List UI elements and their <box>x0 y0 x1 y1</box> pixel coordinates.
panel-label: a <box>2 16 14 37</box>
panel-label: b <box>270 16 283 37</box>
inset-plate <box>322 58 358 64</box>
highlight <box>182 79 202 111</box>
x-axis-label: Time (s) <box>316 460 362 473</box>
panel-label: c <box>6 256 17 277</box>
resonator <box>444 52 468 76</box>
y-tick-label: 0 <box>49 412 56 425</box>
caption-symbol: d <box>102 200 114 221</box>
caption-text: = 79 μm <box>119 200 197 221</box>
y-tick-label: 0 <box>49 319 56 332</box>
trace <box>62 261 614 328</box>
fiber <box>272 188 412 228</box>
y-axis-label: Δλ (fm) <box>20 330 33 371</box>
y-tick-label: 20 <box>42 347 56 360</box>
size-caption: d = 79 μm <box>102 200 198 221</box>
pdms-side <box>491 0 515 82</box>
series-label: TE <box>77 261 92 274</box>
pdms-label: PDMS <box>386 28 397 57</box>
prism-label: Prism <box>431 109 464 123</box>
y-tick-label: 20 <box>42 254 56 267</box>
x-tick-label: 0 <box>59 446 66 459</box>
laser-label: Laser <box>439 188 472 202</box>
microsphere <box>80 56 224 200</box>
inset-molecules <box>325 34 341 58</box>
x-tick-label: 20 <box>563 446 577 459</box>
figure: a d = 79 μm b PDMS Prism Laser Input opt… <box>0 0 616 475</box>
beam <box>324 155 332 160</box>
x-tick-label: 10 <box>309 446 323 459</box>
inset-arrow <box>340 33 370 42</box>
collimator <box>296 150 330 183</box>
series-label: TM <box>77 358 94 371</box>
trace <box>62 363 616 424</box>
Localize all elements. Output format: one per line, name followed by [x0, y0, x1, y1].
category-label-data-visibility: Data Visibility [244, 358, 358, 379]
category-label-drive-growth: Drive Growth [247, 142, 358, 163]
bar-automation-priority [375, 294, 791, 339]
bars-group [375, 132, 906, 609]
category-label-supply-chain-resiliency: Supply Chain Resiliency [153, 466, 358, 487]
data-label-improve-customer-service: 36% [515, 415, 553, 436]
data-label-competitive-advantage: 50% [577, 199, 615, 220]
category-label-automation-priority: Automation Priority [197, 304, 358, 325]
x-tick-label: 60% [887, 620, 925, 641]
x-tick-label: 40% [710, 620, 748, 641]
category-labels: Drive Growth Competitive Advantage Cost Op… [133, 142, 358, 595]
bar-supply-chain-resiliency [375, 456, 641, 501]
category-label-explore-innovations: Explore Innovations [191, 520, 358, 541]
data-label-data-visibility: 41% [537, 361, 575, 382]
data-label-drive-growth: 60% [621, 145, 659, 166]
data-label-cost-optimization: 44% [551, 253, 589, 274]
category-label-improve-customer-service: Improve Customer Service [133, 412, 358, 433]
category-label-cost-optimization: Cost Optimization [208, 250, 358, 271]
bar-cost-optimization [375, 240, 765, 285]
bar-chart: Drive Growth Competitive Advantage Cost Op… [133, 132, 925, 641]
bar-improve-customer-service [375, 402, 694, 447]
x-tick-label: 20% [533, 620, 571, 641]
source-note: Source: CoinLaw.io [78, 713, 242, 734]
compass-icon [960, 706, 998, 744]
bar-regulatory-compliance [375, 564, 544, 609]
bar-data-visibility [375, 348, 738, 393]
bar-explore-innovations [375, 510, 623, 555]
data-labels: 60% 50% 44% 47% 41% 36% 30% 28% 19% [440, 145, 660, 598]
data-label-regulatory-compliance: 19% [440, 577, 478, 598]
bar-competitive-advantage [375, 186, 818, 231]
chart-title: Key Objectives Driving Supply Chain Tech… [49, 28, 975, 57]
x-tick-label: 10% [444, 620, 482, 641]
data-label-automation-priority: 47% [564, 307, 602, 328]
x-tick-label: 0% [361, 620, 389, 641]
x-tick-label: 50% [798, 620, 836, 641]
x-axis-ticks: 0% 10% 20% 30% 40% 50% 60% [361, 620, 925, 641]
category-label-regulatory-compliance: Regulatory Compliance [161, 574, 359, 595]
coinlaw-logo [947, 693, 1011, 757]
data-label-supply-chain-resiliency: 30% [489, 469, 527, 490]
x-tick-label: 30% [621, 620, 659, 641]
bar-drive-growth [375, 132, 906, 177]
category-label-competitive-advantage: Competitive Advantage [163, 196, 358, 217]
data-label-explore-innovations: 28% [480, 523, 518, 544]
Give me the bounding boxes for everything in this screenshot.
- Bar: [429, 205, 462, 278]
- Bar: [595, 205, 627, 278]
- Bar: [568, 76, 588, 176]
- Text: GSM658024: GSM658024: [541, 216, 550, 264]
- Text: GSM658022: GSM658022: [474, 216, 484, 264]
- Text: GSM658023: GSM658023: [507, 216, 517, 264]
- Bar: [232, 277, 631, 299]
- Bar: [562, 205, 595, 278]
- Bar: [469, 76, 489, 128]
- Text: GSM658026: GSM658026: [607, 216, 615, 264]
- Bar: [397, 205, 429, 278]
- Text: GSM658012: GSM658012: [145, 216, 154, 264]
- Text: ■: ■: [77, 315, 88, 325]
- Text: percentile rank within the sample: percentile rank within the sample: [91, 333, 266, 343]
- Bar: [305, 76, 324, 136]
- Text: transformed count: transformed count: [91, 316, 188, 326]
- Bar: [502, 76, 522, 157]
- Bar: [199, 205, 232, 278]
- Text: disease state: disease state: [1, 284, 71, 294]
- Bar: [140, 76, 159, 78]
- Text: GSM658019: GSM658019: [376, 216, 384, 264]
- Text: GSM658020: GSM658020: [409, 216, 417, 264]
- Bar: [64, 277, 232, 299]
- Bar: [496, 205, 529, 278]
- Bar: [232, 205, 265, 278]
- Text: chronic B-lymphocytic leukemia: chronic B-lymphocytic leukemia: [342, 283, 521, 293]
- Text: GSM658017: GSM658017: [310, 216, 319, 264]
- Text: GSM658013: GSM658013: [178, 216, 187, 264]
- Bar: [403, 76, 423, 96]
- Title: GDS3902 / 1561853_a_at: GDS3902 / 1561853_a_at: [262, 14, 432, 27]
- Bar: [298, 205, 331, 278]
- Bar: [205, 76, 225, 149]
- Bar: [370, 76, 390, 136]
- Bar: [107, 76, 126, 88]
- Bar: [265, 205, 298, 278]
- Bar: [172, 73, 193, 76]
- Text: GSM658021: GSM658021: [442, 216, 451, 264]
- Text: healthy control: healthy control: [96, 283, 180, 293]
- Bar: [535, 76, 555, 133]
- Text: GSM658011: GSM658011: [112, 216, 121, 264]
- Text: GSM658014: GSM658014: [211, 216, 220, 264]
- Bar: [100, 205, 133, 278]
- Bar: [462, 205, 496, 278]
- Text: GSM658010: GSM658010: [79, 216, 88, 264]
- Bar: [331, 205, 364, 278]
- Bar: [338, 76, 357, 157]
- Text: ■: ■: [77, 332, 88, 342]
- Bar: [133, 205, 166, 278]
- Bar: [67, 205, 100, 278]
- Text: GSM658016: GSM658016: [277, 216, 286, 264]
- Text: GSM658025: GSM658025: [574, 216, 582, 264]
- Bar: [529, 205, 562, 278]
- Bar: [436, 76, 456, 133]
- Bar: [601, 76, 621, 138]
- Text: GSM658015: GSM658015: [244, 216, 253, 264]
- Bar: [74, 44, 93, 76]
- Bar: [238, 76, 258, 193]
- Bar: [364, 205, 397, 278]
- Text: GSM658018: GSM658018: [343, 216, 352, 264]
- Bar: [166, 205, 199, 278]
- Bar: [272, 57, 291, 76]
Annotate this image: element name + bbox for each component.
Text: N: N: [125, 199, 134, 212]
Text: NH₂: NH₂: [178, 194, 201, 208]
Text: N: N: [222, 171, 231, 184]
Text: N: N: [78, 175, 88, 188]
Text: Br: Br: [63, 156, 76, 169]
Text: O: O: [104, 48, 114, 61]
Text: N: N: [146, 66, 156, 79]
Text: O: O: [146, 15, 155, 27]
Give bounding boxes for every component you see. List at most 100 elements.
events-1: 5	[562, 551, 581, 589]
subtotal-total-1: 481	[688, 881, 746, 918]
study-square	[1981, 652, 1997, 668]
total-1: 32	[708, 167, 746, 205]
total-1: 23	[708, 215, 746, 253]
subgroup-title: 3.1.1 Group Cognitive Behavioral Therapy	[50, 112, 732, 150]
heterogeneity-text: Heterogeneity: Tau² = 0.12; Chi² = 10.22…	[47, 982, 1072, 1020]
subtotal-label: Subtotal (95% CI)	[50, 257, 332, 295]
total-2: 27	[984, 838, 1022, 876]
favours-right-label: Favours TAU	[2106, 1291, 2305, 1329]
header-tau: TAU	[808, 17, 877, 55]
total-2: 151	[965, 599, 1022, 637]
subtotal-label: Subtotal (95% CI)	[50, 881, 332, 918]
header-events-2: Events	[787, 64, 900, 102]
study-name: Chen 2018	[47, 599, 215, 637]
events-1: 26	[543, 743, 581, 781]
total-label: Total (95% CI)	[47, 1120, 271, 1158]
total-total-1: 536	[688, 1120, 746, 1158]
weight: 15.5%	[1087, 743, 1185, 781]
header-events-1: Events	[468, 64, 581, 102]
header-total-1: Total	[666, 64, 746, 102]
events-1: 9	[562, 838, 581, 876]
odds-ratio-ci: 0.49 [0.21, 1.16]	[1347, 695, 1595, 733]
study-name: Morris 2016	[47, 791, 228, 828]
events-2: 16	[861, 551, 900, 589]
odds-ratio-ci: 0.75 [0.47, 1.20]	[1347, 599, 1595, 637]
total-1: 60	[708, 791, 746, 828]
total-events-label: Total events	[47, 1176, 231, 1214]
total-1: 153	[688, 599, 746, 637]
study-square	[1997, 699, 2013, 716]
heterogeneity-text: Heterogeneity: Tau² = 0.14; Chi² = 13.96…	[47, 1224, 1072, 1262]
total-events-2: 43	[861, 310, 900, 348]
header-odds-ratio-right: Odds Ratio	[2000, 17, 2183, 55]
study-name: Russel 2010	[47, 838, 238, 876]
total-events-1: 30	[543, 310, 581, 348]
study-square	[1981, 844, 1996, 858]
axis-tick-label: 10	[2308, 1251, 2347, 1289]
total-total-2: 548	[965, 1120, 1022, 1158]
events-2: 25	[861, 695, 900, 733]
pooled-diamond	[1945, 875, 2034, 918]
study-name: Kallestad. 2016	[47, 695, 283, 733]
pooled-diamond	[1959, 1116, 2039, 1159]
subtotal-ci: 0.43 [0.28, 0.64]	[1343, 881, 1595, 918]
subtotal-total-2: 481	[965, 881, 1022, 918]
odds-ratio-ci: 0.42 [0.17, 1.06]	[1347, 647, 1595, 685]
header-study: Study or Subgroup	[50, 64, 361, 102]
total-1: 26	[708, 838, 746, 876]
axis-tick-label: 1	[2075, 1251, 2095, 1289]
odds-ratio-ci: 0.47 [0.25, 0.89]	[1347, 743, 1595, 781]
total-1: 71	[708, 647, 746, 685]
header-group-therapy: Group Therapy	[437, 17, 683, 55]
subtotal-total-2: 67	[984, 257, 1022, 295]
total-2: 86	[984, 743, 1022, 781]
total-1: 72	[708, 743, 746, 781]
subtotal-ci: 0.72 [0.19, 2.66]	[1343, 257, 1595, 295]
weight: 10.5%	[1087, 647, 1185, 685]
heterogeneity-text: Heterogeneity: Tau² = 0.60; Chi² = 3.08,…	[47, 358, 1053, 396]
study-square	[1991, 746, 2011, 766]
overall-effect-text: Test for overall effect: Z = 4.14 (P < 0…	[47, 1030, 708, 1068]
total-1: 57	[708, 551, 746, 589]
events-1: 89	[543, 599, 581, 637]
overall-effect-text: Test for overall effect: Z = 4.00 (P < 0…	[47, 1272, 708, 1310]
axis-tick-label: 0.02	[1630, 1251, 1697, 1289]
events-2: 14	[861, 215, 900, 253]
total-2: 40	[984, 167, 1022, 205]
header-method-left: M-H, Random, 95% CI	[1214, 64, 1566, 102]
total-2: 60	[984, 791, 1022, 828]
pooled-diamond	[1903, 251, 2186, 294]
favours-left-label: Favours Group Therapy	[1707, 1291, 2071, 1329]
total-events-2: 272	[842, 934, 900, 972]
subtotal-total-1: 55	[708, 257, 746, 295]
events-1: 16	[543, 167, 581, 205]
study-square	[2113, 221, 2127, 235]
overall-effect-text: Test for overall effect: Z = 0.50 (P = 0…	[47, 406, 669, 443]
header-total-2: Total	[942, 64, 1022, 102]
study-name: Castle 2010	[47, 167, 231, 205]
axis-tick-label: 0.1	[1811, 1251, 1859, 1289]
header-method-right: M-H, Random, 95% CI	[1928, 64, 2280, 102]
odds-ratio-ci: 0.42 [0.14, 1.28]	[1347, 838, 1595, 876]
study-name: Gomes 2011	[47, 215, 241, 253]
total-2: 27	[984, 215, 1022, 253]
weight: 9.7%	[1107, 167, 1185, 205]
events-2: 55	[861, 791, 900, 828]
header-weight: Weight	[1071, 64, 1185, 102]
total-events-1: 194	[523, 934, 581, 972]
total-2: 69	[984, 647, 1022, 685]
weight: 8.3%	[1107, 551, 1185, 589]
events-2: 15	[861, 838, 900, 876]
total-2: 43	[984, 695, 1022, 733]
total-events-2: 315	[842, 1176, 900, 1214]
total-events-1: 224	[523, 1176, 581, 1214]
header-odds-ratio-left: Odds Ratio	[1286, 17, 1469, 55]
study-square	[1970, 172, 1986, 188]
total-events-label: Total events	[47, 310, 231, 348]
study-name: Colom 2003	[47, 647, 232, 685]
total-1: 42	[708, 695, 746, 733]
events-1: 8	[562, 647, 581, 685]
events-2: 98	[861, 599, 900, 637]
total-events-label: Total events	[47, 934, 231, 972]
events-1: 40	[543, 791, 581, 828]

> **YOUR OBJECTIVE**: Revise the lines from the first line of the data through the line with "figure: a d" by changing every "panel-label" to "subfigure-label", and give those lines again with nothing else altered.

> **REPLY**:
List UI elements and their <box>x0 y0 x1 y1</box> pixel coordinates.
subfigure-label: a <box>2 16 14 37</box>
subfigure-label: b <box>270 16 283 37</box>
inset-plate <box>322 58 358 64</box>
highlight <box>182 79 202 111</box>
x-axis-label: Time (s) <box>316 460 362 473</box>
subfigure-label: c <box>6 256 17 277</box>
resonator <box>444 52 468 76</box>
y-tick-label: 0 <box>49 412 56 425</box>
caption-symbol: d <box>102 200 114 221</box>
caption-text: = 79 μm <box>119 200 197 221</box>
y-tick-label: 0 <box>49 319 56 332</box>
trace <box>62 261 614 328</box>
fiber <box>272 188 412 228</box>
y-axis-label: Δλ (fm) <box>20 330 33 371</box>
y-tick-label: 20 <box>42 347 56 360</box>
size-caption: d = 79 μm <box>102 200 198 221</box>
pdms-side <box>491 0 515 82</box>
series-label: TE <box>77 261 92 274</box>
pdms-label: PDMS <box>386 28 397 57</box>
prism-label: Prism <box>431 109 464 123</box>
y-tick-label: 20 <box>42 254 56 267</box>
x-tick-label: 0 <box>59 446 66 459</box>
laser-label: Laser <box>439 188 472 202</box>
microsphere <box>80 56 224 200</box>
inset-molecules <box>325 34 341 58</box>
x-tick-label: 20 <box>563 446 577 459</box>
figure: a d = 79 μm b PDMS Prism Laser Input opt… <box>0 0 616 475</box>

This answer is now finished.